• **Goal**
Go through the listing and copy every line word for word.

• **Entries shown**
************
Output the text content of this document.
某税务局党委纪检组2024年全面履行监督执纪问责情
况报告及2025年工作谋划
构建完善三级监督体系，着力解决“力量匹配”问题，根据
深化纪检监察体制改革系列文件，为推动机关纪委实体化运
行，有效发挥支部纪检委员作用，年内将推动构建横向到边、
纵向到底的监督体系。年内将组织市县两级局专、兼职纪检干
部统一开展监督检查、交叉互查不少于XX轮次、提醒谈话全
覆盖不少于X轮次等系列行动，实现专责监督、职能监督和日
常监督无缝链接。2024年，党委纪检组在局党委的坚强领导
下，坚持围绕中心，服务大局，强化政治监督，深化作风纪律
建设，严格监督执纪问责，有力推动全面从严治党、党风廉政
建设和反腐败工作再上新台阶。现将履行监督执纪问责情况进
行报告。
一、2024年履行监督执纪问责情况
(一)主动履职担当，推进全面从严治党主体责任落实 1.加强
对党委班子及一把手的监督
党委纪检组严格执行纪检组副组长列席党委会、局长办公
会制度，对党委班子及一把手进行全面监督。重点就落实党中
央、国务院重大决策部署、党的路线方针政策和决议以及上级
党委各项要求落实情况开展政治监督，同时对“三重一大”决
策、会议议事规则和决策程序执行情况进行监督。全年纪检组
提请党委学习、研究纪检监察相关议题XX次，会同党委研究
************
• **Response to the exercise**
Output the text content of this document.
某税务局党委纪检组2024年全面履行监督执纪问责情
况报告及2025年工作谋划
构建完善三级监督体系，着力解决“力量匹配”问题，根据
深化纪检监察体制改革系列文件，为推动机关纪委实体化运
行，有效发挥支部纪检委员作用，年内将推动构建横向到边、
纵向到底的监督体系。年内将组织市县两级局专、兼职纪检干
部统一开展监督检查、交叉互查不少于XX轮次、提醒谈话全
覆盖不少于X轮次等系列行动，实现专责监督、职能监督和日
常监督无缝链接。2024年，党委纪检组在局党委的坚强领导
下，坚持围绕中心，服务大局，强化政治监督，深化作风纪律
建设，严格监督执纪问责，有力推动全面从严治党、党风廉政
建设和反腐败工作再上新台阶。现将履行监督执纪问责情况进
行报告。
一、2024年履行监督执纪问责情况
(一)主动履职担当，推进全面从严治党主体责任落实 1.加强
对党委班子及一把手的监督
党委纪检组严格执行纪检组副组长列席党委会、局长办公
会制度，对党委班子及一把手进行全面监督。重点就落实党中
央、国务院重大决策部署、党的路线方针政策和决议以及上级
党委各项要求落实情况开展政治监督，同时对“三重一大”决
策、会议议事规则和决策程序执行情况进行监督。全年纪检组
提请党委学习、研究纪检监察相关议题XX次，会同党委研究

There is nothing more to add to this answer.